• OBJECTIVE
Write out every entry exactly as given, but omit the pictures.

• MATERIAL SHOWN
-- begin --

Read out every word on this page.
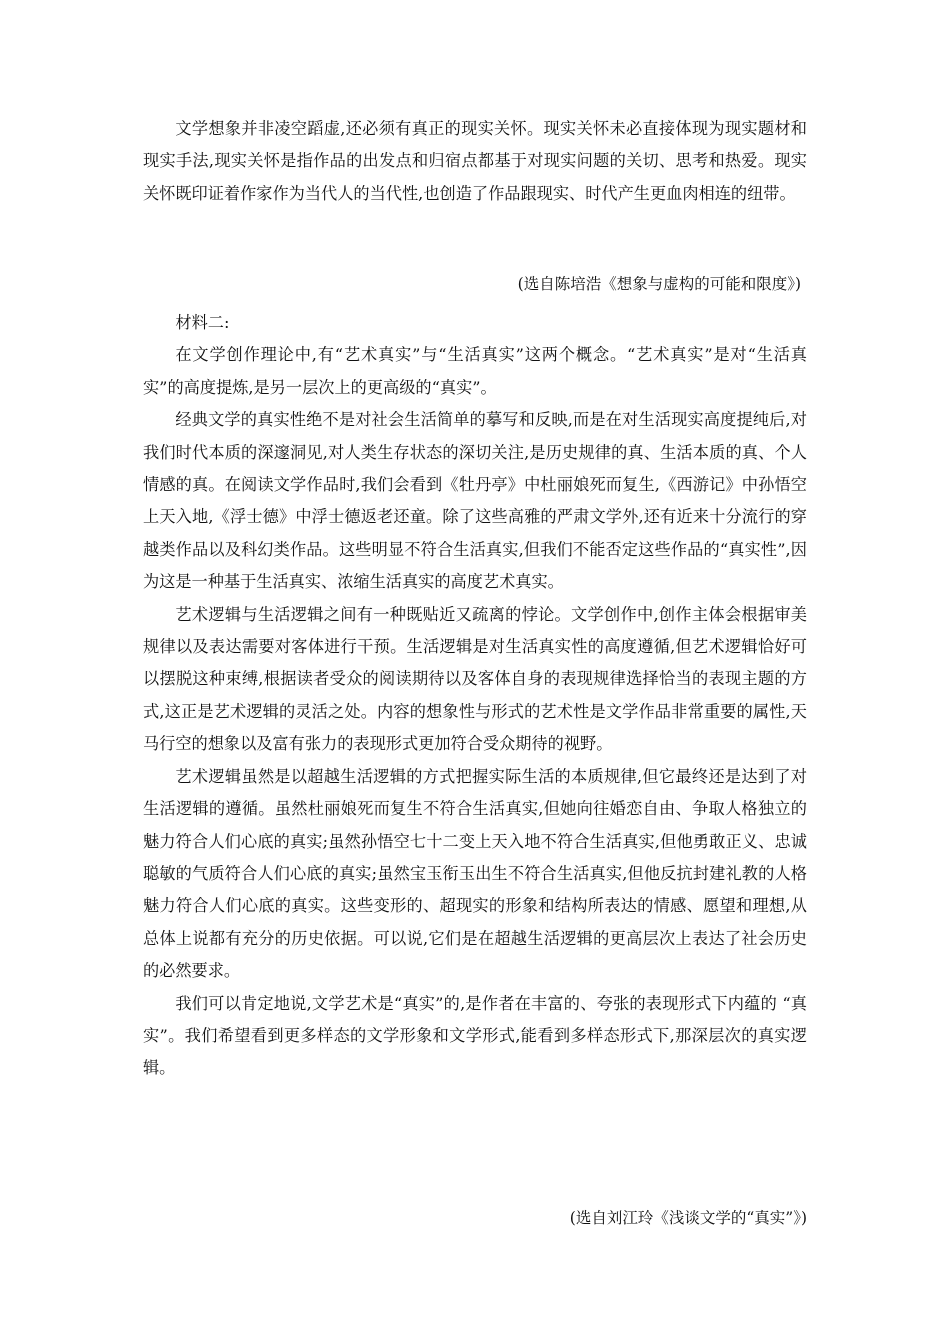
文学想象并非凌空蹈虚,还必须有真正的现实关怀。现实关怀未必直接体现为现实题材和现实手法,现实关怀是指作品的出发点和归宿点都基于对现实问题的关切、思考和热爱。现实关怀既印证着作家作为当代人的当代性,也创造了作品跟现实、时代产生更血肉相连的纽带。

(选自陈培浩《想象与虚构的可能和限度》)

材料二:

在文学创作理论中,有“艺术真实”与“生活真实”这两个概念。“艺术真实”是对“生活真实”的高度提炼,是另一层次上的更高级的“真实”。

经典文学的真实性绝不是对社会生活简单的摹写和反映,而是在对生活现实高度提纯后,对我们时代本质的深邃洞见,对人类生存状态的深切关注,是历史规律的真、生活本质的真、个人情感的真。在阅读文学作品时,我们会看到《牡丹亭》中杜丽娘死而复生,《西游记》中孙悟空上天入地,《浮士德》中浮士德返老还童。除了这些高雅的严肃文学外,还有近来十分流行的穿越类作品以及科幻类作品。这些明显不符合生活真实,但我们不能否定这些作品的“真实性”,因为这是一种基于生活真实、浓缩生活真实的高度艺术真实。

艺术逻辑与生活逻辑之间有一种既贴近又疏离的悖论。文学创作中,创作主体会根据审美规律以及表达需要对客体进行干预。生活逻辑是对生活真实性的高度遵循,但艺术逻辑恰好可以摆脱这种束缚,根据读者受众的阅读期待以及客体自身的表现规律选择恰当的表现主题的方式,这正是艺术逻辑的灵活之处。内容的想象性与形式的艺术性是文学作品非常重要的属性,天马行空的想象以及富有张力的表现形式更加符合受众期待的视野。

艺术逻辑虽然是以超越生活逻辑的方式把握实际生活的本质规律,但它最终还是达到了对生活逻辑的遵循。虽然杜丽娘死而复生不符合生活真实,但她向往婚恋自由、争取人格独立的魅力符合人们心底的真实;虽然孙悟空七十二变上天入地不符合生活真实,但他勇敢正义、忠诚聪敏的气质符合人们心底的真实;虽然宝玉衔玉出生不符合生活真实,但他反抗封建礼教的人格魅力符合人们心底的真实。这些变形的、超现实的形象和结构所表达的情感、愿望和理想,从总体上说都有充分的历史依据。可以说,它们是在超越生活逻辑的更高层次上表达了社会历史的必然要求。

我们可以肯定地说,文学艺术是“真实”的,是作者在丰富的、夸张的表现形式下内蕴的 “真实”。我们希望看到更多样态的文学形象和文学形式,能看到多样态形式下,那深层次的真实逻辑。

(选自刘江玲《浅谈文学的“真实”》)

-- end --

• ANSWER TO THE PROBLEM
Read out every word on this page.
文学想象并非凌空蹈虚,还必须有真正的现实关怀。现实关怀未必直接体现为现实题材和现实手法,现实关怀是指作品的出发点和归宿点都基于对现实问题的关切、思考和热爱。现实关怀既印证着作家作为当代人的当代性,也创造了作品跟现实、时代产生更血肉相连的纽带。

(选自陈培浩《想象与虚构的可能和限度》)

材料二:

在文学创作理论中,有“艺术真实”与“生活真实”这两个概念。“艺术真实”是对“生活真实”的高度提炼,是另一层次上的更高级的“真实”。

经典文学的真实性绝不是对社会生活简单的摹写和反映,而是在对生活现实高度提纯后,对我们时代本质的深邃洞见,对人类生存状态的深切关注,是历史规律的真、生活本质的真、个人情感的真。在阅读文学作品时,我们会看到《牡丹亭》中杜丽娘死而复生,《西游记》中孙悟空上天入地,《浮士德》中浮士德返老还童。除了这些高雅的严肃文学外,还有近来十分流行的穿越类作品以及科幻类作品。这些明显不符合生活真实,但我们不能否定这些作品的“真实性”,因为这是一种基于生活真实、浓缩生活真实的高度艺术真实。

艺术逻辑与生活逻辑之间有一种既贴近又疏离的悖论。文学创作中,创作主体会根据审美规律以及表达需要对客体进行干预。生活逻辑是对生活真实性的高度遵循,但艺术逻辑恰好可以摆脱这种束缚,根据读者受众的阅读期待以及客体自身的表现规律选择恰当的表现主题的方式,这正是艺术逻辑的灵活之处。内容的想象性与形式的艺术性是文学作品非常重要的属性,天马行空的想象以及富有张力的表现形式更加符合受众期待的视野。

艺术逻辑虽然是以超越生活逻辑的方式把握实际生活的本质规律,但它最终还是达到了对生活逻辑的遵循。虽然杜丽娘死而复生不符合生活真实,但她向往婚恋自由、争取人格独立的魅力符合人们心底的真实;虽然孙悟空七十二变上天入地不符合生活真实,但他勇敢正义、忠诚聪敏的气质符合人们心底的真实;虽然宝玉衔玉出生不符合生活真实,但他反抗封建礼教的人格魅力符合人们心底的真实。这些变形的、超现实的形象和结构所表达的情感、愿望和理想,从总体上说都有充分的历史依据。可以说,它们是在超越生活逻辑的更高层次上表达了社会历史的必然要求。

我们可以肯定地说,文学艺术是“真实”的,是作者在丰富的、夸张的表现形式下内蕴的 “真实”。我们希望看到更多样态的文学形象和文学形式,能看到多样态形式下,那深层次的真实逻辑。

(选自刘江玲《浅谈文学的“真实”》)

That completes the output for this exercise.